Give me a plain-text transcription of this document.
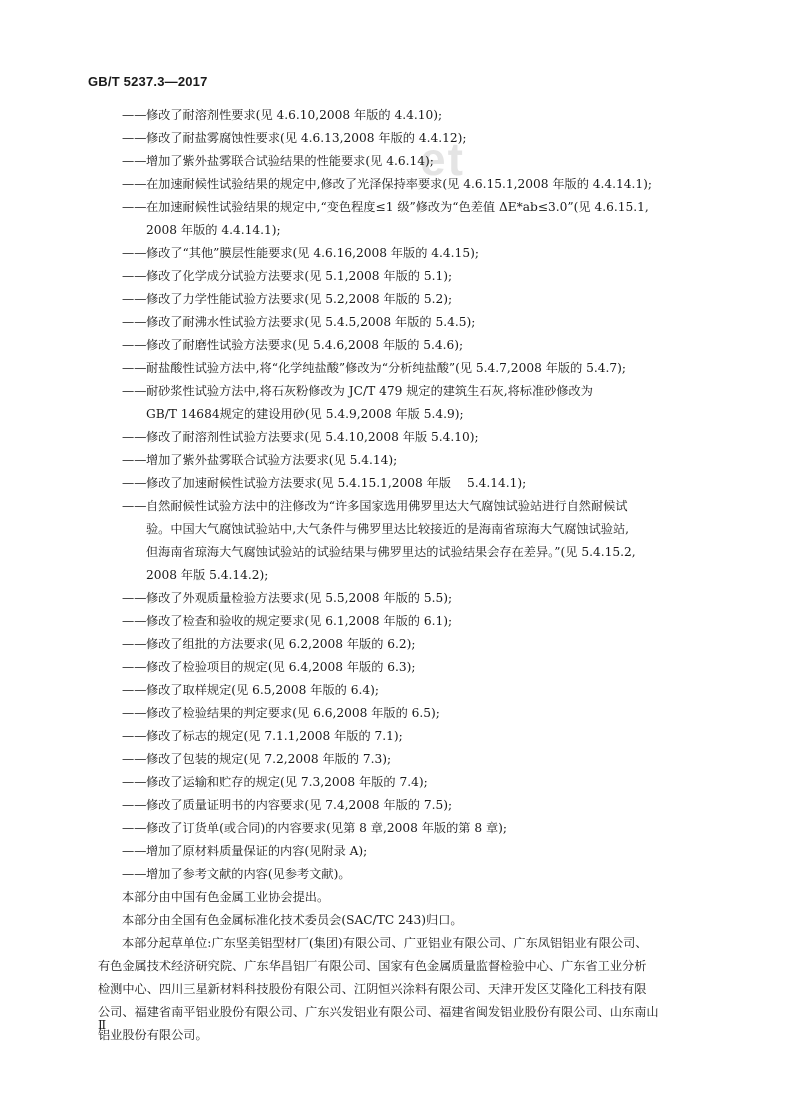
GB/T 5237.3—2017
et
—— 修改了耐溶剂性要求(见 4.6.10,2008 年版的 4.4.10);
—— 修改了耐盐雾腐蚀性要求(见 4.6.13,2008 年版的 4.4.12);
—— 增加了紫外盐雾联合试验结果的性能要求(见 4.6.14);
—— 在加速耐候性试验结果的规定中,修改了光泽保持率要求(见 4.6.15.1,2008 年版的 4.4.14.1);
—— 在加速耐候性试验结果的规定中,“变色程度≤1 级”修改为“色差值 ΔE*ab≤3.0”(见 4.6.15.1,
2008 年版的 4.4.14.1);
—— 修改了“其他”膜层性能要求(见 4.6.16,2008 年版的 4.4.15);
—— 修改了化学成分试验方法要求(见 5.1,2008 年版的 5.1);
—— 修改了力学性能试验方法要求(见 5.2,2008 年版的 5.2);
—— 修改了耐沸水性试验方法要求(见 5.4.5,2008 年版的 5.4.5);
—— 修改了耐磨性试验方法要求(见 5.4.6,2008 年版的 5.4.6);
—— 耐盐酸性试验方法中,将“化学纯盐酸”修改为“分析纯盐酸”(见 5.4.7,2008 年版的 5.4.7);
—— 耐砂浆性试验方法中,将石灰粉修改为 JC/T 479 规定的建筑生石灰,将标准砂修改为
GB/T 14684规定的建设用砂(见 5.4.9,2008 年版 5.4.9);
—— 修改了耐溶剂性试验方法要求(见 5.4.10,2008 年版 5.4.10);
—— 增加了紫外盐雾联合试验方法要求(见 5.4.14);
—— 修改了加速耐候性试验方法要求(见 5.4.15.1,2008 年版　 5.4.14.1);
—— 自然耐候性试验方法中的注修改为“许多国家选用佛罗里达大气腐蚀试验站进行自然耐候试
验。中国大气腐蚀试验站中,大气条件与佛罗里达比较接近的是海南省琼海大气腐蚀试验站,
但海南省琼海大气腐蚀试验站的试验结果与佛罗里达的试验结果会存在差异。”(见 5.4.15.2,
2008 年版 5.4.14.2);
—— 修改了外观质量检验方法要求(见 5.5,2008 年版的 5.5);
—— 修改了检查和验收的规定要求(见 6.1,2008 年版的 6.1);
—— 修改了组批的方法要求(见 6.2,2008 年版的 6.2);
—— 修改了检验项目的规定(见 6.4,2008 年版的 6.3);
—— 修改了取样规定(见 6.5,2008 年版的 6.4);
—— 修改了检验结果的判定要求(见 6.6,2008 年版的 6.5);
—— 修改了标志的规定(见 7.1.1,2008 年版的 7.1);
—— 修改了包装的规定(见 7.2,2008 年版的 7.3);
—— 修改了运输和贮存的规定(见 7.3,2008 年版的 7.4);
—— 修改了质量证明书的内容要求(见 7.4,2008 年版的 7.5);
—— 修改了订货单(或合同)的内容要求(见第 8 章,2008 年版的第 8 章);
—— 增加了原材料质量保证的内容(见附录 A);
—— 增加了参考文献的内容(见参考文献)。
本部分由中国有色金属工业协会提出。
本部分由全国有色金属标准化技术委员会(SAC/TC 243)归口。
本部分起草单位:广东坚美铝型材厂(集团)有限公司、广亚铝业有限公司、广东凤铝铝业有限公司、
有色金属技术经济研究院、广东华昌铝厂有限公司、国家有色金属质量监督检验中心、广东省工业分析
检测中心、四川三星新材料科技股份有限公司、江阴恒兴涂料有限公司、天津开发区艾隆化工科技有限
公司、福建省南平铝业股份有限公司、广东兴发铝业有限公司、福建省闽发铝业股份有限公司、山东南山
铝业股份有限公司。
Ⅱ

- - - - - - -

■ **Exercise**
Except for the pictures, reproduce every line exactly.

■ **Answer to this problem**
Give me a plain-text transcription of this document.
GB/T 5237.3—2017
et
—— 修改了耐溶剂性要求(见 4.6.10,2008 年版的 4.4.10);
—— 修改了耐盐雾腐蚀性要求(见 4.6.13,2008 年版的 4.4.12);
—— 增加了紫外盐雾联合试验结果的性能要求(见 4.6.14);
—— 在加速耐候性试验结果的规定中,修改了光泽保持率要求(见 4.6.15.1,2008 年版的 4.4.14.1);
—— 在加速耐候性试验结果的规定中,“变色程度≤1 级”修改为“色差值 ΔE*ab≤3.0”(见 4.6.15.1,
2008 年版的 4.4.14.1);
—— 修改了“其他”膜层性能要求(见 4.6.16,2008 年版的 4.4.15);
—— 修改了化学成分试验方法要求(见 5.1,2008 年版的 5.1);
—— 修改了力学性能试验方法要求(见 5.2,2008 年版的 5.2);
—— 修改了耐沸水性试验方法要求(见 5.4.5,2008 年版的 5.4.5);
—— 修改了耐磨性试验方法要求(见 5.4.6,2008 年版的 5.4.6);
—— 耐盐酸性试验方法中,将“化学纯盐酸”修改为“分析纯盐酸”(见 5.4.7,2008 年版的 5.4.7);
—— 耐砂浆性试验方法中,将石灰粉修改为 JC/T 479 规定的建筑生石灰,将标准砂修改为
GB/T 14684规定的建设用砂(见 5.4.9,2008 年版 5.4.9);
—— 修改了耐溶剂性试验方法要求(见 5.4.10,2008 年版 5.4.10);
—— 增加了紫外盐雾联合试验方法要求(见 5.4.14);
—— 修改了加速耐候性试验方法要求(见 5.4.15.1,2008 年版　 5.4.14.1);
—— 自然耐候性试验方法中的注修改为“许多国家选用佛罗里达大气腐蚀试验站进行自然耐候试
验。中国大气腐蚀试验站中,大气条件与佛罗里达比较接近的是海南省琼海大气腐蚀试验站,
但海南省琼海大气腐蚀试验站的试验结果与佛罗里达的试验结果会存在差异。”(见 5.4.15.2,
2008 年版 5.4.14.2);
—— 修改了外观质量检验方法要求(见 5.5,2008 年版的 5.5);
—— 修改了检查和验收的规定要求(见 6.1,2008 年版的 6.1);
—— 修改了组批的方法要求(见 6.2,2008 年版的 6.2);
—— 修改了检验项目的规定(见 6.4,2008 年版的 6.3);
—— 修改了取样规定(见 6.5,2008 年版的 6.4);
—— 修改了检验结果的判定要求(见 6.6,2008 年版的 6.5);
—— 修改了标志的规定(见 7.1.1,2008 年版的 7.1);
—— 修改了包装的规定(见 7.2,2008 年版的 7.3);
—— 修改了运输和贮存的规定(见 7.3,2008 年版的 7.4);
—— 修改了质量证明书的内容要求(见 7.4,2008 年版的 7.5);
—— 修改了订货单(或合同)的内容要求(见第 8 章,2008 年版的第 8 章);
—— 增加了原材料质量保证的内容(见附录 A);
—— 增加了参考文献的内容(见参考文献)。
本部分由中国有色金属工业协会提出。
本部分由全国有色金属标准化技术委员会(SAC/TC 243)归口。
本部分起草单位:广东坚美铝型材厂(集团)有限公司、广亚铝业有限公司、广东凤铝铝业有限公司、
有色金属技术经济研究院、广东华昌铝厂有限公司、国家有色金属质量监督检验中心、广东省工业分析
检测中心、四川三星新材料科技股份有限公司、江阴恒兴涂料有限公司、天津开发区艾隆化工科技有限
公司、福建省南平铝业股份有限公司、广东兴发铝业有限公司、福建省闽发铝业股份有限公司、山东南山
铝业股份有限公司。
Ⅱ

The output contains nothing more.